# [Exercise objective]
Scan the entries below and extract each line with the word "Designed" in it.

---- Data for processing

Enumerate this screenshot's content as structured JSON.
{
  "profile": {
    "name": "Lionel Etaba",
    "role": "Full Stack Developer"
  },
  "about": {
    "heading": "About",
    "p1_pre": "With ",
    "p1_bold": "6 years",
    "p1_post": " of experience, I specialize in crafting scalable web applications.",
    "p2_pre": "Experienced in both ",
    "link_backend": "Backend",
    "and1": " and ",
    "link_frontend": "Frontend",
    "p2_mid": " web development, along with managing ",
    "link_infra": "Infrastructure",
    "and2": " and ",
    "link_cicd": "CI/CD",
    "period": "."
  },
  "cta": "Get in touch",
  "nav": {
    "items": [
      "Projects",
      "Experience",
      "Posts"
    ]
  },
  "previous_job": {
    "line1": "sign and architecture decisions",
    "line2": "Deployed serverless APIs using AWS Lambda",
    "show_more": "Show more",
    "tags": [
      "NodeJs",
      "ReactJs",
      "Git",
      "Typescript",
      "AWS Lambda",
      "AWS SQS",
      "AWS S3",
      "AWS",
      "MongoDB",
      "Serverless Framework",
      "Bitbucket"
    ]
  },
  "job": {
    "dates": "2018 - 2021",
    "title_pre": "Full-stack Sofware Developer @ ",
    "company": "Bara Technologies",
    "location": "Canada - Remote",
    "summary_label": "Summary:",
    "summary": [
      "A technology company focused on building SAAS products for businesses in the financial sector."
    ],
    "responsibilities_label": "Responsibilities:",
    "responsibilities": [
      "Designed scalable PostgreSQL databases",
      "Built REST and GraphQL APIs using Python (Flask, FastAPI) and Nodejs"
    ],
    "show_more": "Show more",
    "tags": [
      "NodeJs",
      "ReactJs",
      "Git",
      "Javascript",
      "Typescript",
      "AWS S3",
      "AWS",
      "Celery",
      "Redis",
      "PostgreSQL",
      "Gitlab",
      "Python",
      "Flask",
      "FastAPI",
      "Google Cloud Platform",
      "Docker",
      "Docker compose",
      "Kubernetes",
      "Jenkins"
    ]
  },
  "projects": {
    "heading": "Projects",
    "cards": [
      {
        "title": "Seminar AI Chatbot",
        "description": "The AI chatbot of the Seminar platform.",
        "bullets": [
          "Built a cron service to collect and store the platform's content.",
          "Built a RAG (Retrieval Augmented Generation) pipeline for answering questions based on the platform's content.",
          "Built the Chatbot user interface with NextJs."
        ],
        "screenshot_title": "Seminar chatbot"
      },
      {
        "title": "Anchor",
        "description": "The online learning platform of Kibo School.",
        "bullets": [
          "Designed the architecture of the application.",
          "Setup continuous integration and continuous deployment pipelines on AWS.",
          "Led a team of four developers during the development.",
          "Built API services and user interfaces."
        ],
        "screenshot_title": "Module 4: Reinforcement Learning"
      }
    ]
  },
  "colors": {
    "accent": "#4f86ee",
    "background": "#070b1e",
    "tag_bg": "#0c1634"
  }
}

--------

# [Answer to the exercise]
      "Designed scalable PostgreSQL databases",
          "Designed the architecture of the application.",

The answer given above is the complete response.